Entries from a visual dataset

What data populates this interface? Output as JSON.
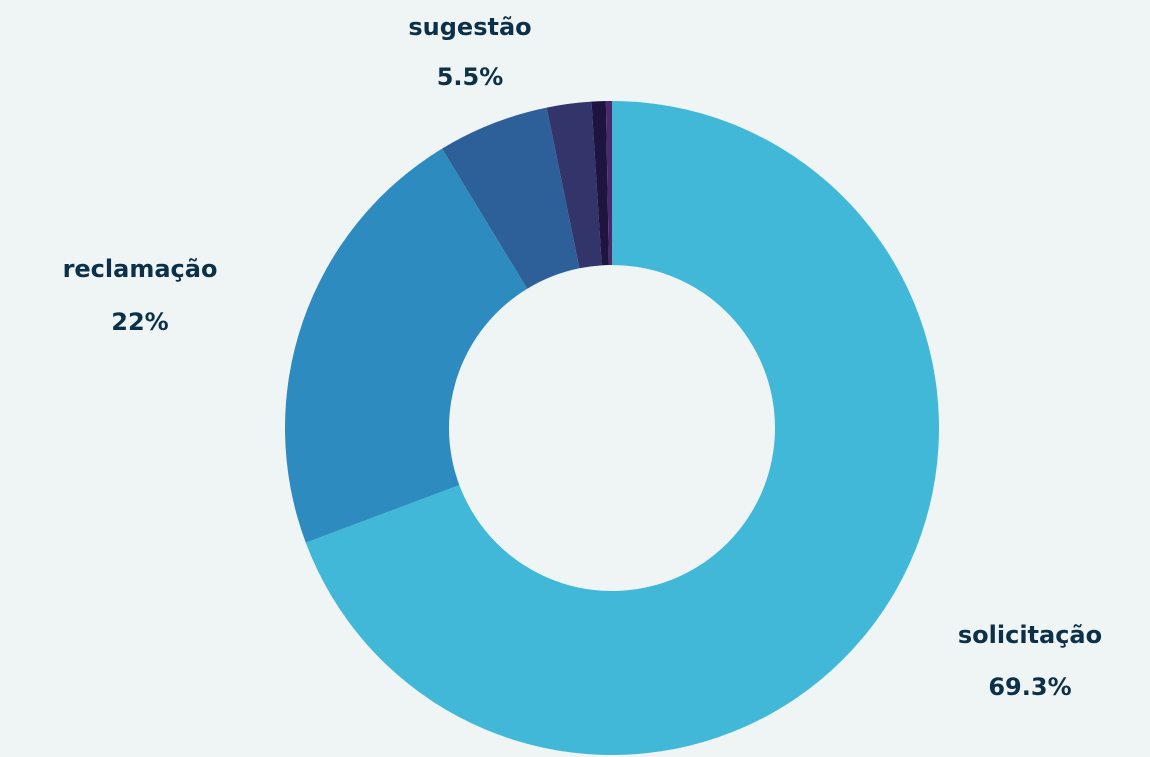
{
  "chart_data": {
    "type": "donut",
    "categories": [
      "solicitação",
      "reclamação",
      "sugestão",
      null,
      null,
      null
    ],
    "values": [
      69.3,
      22,
      5.5,
      2.2,
      0.7,
      0.3
    ],
    "value_labels": [
      "69.3%",
      "22%",
      "5.5%",
      null,
      null,
      null
    ],
    "colors": [
      "#42b8d8",
      "#2e8bbf",
      "#2d6099",
      "#33346a",
      "#1e1440",
      "#4a2a6a"
    ]
  }
}
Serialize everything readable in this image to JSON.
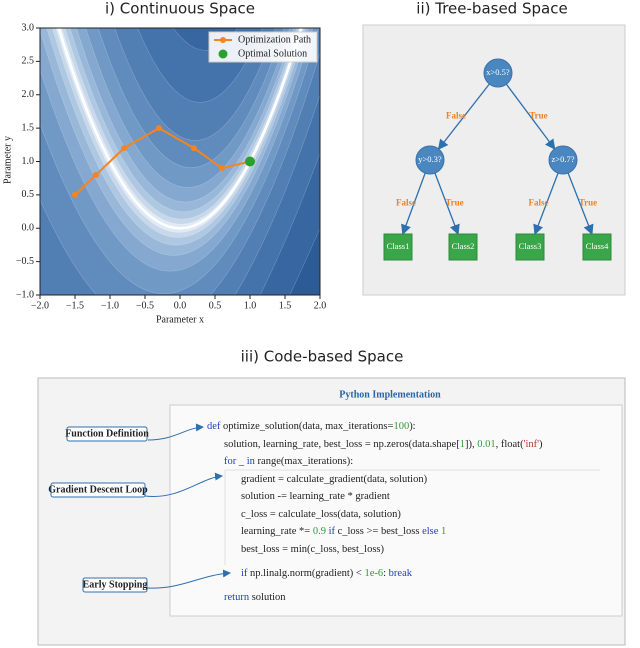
{
  "chart_data": {
    "type": "line",
    "title": "i) Continuous Space",
    "x_label": "Parameter x",
    "y_label": "Parameter y",
    "xlim": [
      -2,
      2
    ],
    "ylim": [
      -1,
      3
    ],
    "xticks": [
      {
        "value": -2,
        "label": "−2.0"
      },
      {
        "value": -1.5,
        "label": "−1.5"
      },
      {
        "value": -1,
        "label": "−1.0"
      },
      {
        "value": -0.5,
        "label": "−0.5"
      },
      {
        "value": 0,
        "label": "0.0"
      },
      0.5,
      {
        "value": 1,
        "label": "1.0"
      },
      1.5,
      {
        "value": 2,
        "label": "2.0"
      }
    ],
    "yticks": [
      {
        "value": -1,
        "label": "−1.0"
      },
      {
        "value": -0.5,
        "label": "−0.5"
      },
      {
        "value": 0,
        "label": "0.0"
      },
      0.5,
      {
        "value": 1,
        "label": "1.0"
      },
      1.5,
      {
        "value": 2,
        "label": "2.0"
      },
      2.5,
      {
        "value": 3,
        "label": "3.0"
      }
    ],
    "series": [
      {
        "name": "Optimization Path",
        "color": "#f5841f",
        "x": [
          -1.5,
          -1.2,
          -0.8,
          -0.3,
          0.2,
          0.6,
          1.0
        ],
        "values": [
          0.5,
          0.8,
          1.2,
          1.5,
          1.2,
          0.9,
          1.0
        ]
      },
      {
        "name": "Optimal Solution",
        "color": "#2ca02c",
        "type": "scatter",
        "x": [
          1.0
        ],
        "values": [
          1.0
        ]
      }
    ],
    "legend": "upper right"
  },
  "tree": {
    "title": "ii) Tree-based Space",
    "nodes": [
      "x>0.5?",
      "y>0.3?",
      "z>0.7?",
      "Class1",
      "Class2",
      "Class3",
      "Class4"
    ],
    "edges": [
      "False",
      "True",
      "False",
      "True",
      "False",
      "True"
    ]
  },
  "code": {
    "title": "iii) Code-based Space",
    "header": "Python Implementation",
    "annotations": [
      "Function Definition",
      "Gradient Descent Loop",
      "Early Stopping"
    ],
    "lines": [
      [
        {
          "text": "def",
          "color": "#1f3fbf"
        },
        {
          "text": " optimize_solution(data, max_iterations=",
          "color": "#222222"
        },
        {
          "text": "100",
          "color": "#2e9a3a"
        },
        {
          "text": "):",
          "color": "#222222"
        }
      ],
      [
        {
          "text": "solution, learning_rate, best_loss = np.zeros(data.shape[",
          "color": "#222222"
        },
        {
          "text": "1",
          "color": "#2e9a3a"
        },
        {
          "text": "]), ",
          "color": "#222222"
        },
        {
          "text": "0.01",
          "color": "#2e9a3a"
        },
        {
          "text": ", float(",
          "color": "#222222"
        },
        {
          "text": "'inf'",
          "color": "#c0392b"
        },
        {
          "text": ")",
          "color": "#222222"
        }
      ],
      [
        {
          "text": "for",
          "color": "#1f3fbf"
        },
        {
          "text": " _ ",
          "color": "#222222"
        },
        {
          "text": "in",
          "color": "#1f3fbf"
        },
        {
          "text": " range(max_iterations):",
          "color": "#222222"
        }
      ],
      [
        {
          "text": "gradient = calculate_gradient(data, solution)",
          "color": "#222222"
        }
      ],
      [
        {
          "text": "solution -= learning_rate * gradient",
          "color": "#222222"
        }
      ],
      [
        {
          "text": "c_loss = calculate_loss(data, solution)",
          "color": "#222222"
        }
      ],
      [
        {
          "text": "learning_rate *= ",
          "color": "#222222"
        },
        {
          "text": "0.9",
          "color": "#2e9a3a"
        },
        {
          "text": " ",
          "color": "#222222"
        },
        {
          "text": "if",
          "color": "#1f3fbf"
        },
        {
          "text": " c_loss >= best_loss ",
          "color": "#222222"
        },
        {
          "text": "else",
          "color": "#1f3fbf"
        },
        {
          "text": " ",
          "color": "#222222"
        },
        {
          "text": "1",
          "color": "#2e9a3a"
        }
      ],
      [
        {
          "text": "best_loss = min(c_loss, best_loss)",
          "color": "#222222"
        }
      ],
      [
        {
          "text": "if",
          "color": "#1f3fbf"
        },
        {
          "text": " np.linalg.norm(gradient) < ",
          "color": "#222222"
        },
        {
          "text": "1e-6",
          "color": "#2e9a3a"
        },
        {
          "text": ": ",
          "color": "#222222"
        },
        {
          "text": "break",
          "color": "#1f3fbf"
        }
      ],
      [
        {
          "text": "return",
          "color": "#1f3fbf"
        },
        {
          "text": " solution",
          "color": "#222222"
        }
      ]
    ]
  }
}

### Problem statement
Every record above should be written out again exactly; the pictures stay out of the copy.

### Answer to this problem
What data populates this interface? Output as JSON.
{
  "chart_data": {
    "type": "donut",
    "categories": [
      "solicitação",
      "reclamação",
      "sugestão",
      null,
      null,
      null
    ],
    "values": [
      69.3,
      22,
      5.5,
      2.2,
      0.7,
      0.3
    ],
    "value_labels": [
      "69.3%",
      "22%",
      "5.5%",
      null,
      null,
      null
    ],
    "colors": [
      "#42b8d8",
      "#2e8bbf",
      "#2d6099",
      "#33346a",
      "#1e1440",
      "#4a2a6a"
    ]
  }
}
Serialize everything readable in this image to JSON.
{
  "chart_data": {
    "type": "line",
    "title": "i) Continuous Space",
    "x_label": "Parameter x",
    "y_label": "Parameter y",
    "xlim": [
      -2,
      2
    ],
    "ylim": [
      -1,
      3
    ],
    "xticks": [
      {
        "value": -2,
        "label": "−2.0"
      },
      {
        "value": -1.5,
        "label": "−1.5"
      },
      {
        "value": -1,
        "label": "−1.0"
      },
      {
        "value": -0.5,
        "label": "−0.5"
      },
      {
        "value": 0,
        "label": "0.0"
      },
      0.5,
      {
        "value": 1,
        "label": "1.0"
      },
      1.5,
      {
        "value": 2,
        "label": "2.0"
      }
    ],
    "yticks": [
      {
        "value": -1,
        "label": "−1.0"
      },
      {
        "value": -0.5,
        "label": "−0.5"
      },
      {
        "value": 0,
        "label": "0.0"
      },
      0.5,
      {
        "value": 1,
        "label": "1.0"
      },
      1.5,
      {
        "value": 2,
        "label": "2.0"
      },
      2.5,
      {
        "value": 3,
        "label": "3.0"
      }
    ],
    "series": [
      {
        "name": "Optimization Path",
        "color": "#f5841f",
        "x": [
          -1.5,
          -1.2,
          -0.8,
          -0.3,
          0.2,
          0.6,
          1.0
        ],
        "values": [
          0.5,
          0.8,
          1.2,
          1.5,
          1.2,
          0.9,
          1.0
        ]
      },
      {
        "name": "Optimal Solution",
        "color": "#2ca02c",
        "type": "scatter",
        "x": [
          1.0
        ],
        "values": [
          1.0
        ]
      }
    ],
    "legend": "upper right"
  },
  "tree": {
    "title": "ii) Tree-based Space",
    "nodes": [
      "x>0.5?",
      "y>0.3?",
      "z>0.7?",
      "Class1",
      "Class2",
      "Class3",
      "Class4"
    ],
    "edges": [
      "False",
      "True",
      "False",
      "True",
      "False",
      "True"
    ]
  },
  "code": {
    "title": "iii) Code-based Space",
    "header": "Python Implementation",
    "annotations": [
      "Function Definition",
      "Gradient Descent Loop",
      "Early Stopping"
    ],
    "lines": [
      [
        {
          "text": "def",
          "color": "#1f3fbf"
        },
        {
          "text": " optimize_solution(data, max_iterations=",
          "color": "#222222"
        },
        {
          "text": "100",
          "color": "#2e9a3a"
        },
        {
          "text": "):",
          "color": "#222222"
        }
      ],
      [
        {
          "text": "solution, learning_rate, best_loss = np.zeros(data.shape[",
          "color": "#222222"
        },
        {
          "text": "1",
          "color": "#2e9a3a"
        },
        {
          "text": "]), ",
          "color": "#222222"
        },
        {
          "text": "0.01",
          "color": "#2e9a3a"
        },
        {
          "text": ", float(",
          "color": "#222222"
        },
        {
          "text": "'inf'",
          "color": "#c0392b"
        },
        {
          "text": ")",
          "color": "#222222"
        }
      ],
      [
        {
          "text": "for",
          "color": "#1f3fbf"
        },
        {
          "text": " _ ",
          "color": "#222222"
        },
        {
          "text": "in",
          "color": "#1f3fbf"
        },
        {
          "text": " range(max_iterations):",
          "color": "#222222"
        }
      ],
      [
        {
          "text": "gradient = calculate_gradient(data, solution)",
          "color": "#222222"
        }
      ],
      [
        {
          "text": "solution -= learning_rate * gradient",
          "color": "#222222"
        }
      ],
      [
        {
          "text": "c_loss = calculate_loss(data, solution)",
          "color": "#222222"
        }
      ],
      [
        {
          "text": "learning_rate *= ",
          "color": "#222222"
        },
        {
          "text": "0.9",
          "color": "#2e9a3a"
        },
        {
          "text": " ",
          "color": "#222222"
        },
        {
          "text": "if",
          "color": "#1f3fbf"
        },
        {
          "text": " c_loss >= best_loss ",
          "color": "#222222"
        },
        {
          "text": "else",
          "color": "#1f3fbf"
        },
        {
          "text": " ",
          "color": "#222222"
        },
        {
          "text": "1",
          "color": "#2e9a3a"
        }
      ],
      [
        {
          "text": "best_loss = min(c_loss, best_loss)",
          "color": "#222222"
        }
      ],
      [
        {
          "text": "if",
          "color": "#1f3fbf"
        },
        {
          "text": " np.linalg.norm(gradient) < ",
          "color": "#222222"
        },
        {
          "text": "1e-6",
          "color": "#2e9a3a"
        },
        {
          "text": ": ",
          "color": "#222222"
        },
        {
          "text": "break",
          "color": "#1f3fbf"
        }
      ],
      [
        {
          "text": "return",
          "color": "#1f3fbf"
        },
        {
          "text": " solution",
          "color": "#222222"
        }
      ]
    ]
  }
}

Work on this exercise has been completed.